→ **What to produce**
Count how many lines of the records contain the string "time", treating uppercase and lowercase as different, and reply with only the number.

── Information provided ──

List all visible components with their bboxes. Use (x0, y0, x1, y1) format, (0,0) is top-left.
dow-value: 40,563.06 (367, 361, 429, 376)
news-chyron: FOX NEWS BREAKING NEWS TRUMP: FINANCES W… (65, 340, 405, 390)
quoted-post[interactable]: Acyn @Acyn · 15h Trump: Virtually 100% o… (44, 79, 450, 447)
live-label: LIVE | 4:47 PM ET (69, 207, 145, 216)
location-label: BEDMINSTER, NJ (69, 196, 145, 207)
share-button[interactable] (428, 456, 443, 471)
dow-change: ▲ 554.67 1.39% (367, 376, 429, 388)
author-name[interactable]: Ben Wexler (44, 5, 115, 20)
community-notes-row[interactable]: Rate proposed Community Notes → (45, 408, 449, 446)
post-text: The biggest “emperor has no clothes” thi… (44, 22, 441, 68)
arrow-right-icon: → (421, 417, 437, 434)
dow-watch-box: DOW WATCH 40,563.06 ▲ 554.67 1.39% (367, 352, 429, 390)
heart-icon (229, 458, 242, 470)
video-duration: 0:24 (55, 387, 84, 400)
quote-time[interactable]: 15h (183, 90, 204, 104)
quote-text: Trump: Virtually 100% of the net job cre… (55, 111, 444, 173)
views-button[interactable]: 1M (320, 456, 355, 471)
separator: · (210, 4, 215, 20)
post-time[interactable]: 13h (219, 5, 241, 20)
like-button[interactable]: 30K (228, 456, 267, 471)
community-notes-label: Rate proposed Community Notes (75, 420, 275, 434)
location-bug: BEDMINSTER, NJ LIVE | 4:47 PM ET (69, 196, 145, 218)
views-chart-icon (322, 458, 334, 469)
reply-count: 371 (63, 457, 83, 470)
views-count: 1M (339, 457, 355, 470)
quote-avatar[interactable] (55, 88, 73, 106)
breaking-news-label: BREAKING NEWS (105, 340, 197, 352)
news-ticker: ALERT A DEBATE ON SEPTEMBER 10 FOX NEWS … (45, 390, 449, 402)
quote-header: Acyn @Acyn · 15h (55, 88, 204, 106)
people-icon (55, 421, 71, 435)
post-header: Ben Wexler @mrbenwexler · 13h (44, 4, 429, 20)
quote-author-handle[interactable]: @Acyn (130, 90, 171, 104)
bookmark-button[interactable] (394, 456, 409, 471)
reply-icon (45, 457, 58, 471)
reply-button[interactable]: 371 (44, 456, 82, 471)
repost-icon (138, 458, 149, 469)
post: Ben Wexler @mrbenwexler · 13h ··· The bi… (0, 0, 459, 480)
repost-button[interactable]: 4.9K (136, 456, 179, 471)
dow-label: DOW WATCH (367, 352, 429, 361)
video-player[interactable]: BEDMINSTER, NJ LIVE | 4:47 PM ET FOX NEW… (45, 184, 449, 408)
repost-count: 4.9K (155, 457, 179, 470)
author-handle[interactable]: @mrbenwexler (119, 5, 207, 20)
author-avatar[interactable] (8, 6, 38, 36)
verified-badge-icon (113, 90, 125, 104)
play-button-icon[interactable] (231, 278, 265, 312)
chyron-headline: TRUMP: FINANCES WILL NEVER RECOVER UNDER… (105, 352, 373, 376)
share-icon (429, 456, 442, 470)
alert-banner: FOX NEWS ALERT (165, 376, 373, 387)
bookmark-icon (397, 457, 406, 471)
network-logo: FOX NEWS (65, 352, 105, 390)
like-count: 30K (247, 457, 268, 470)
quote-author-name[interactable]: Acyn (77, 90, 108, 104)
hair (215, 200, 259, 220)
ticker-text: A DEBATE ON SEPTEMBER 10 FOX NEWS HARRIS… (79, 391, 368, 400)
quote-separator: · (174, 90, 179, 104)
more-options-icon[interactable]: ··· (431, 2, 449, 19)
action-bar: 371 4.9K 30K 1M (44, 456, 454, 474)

───

→ **Right answer**
2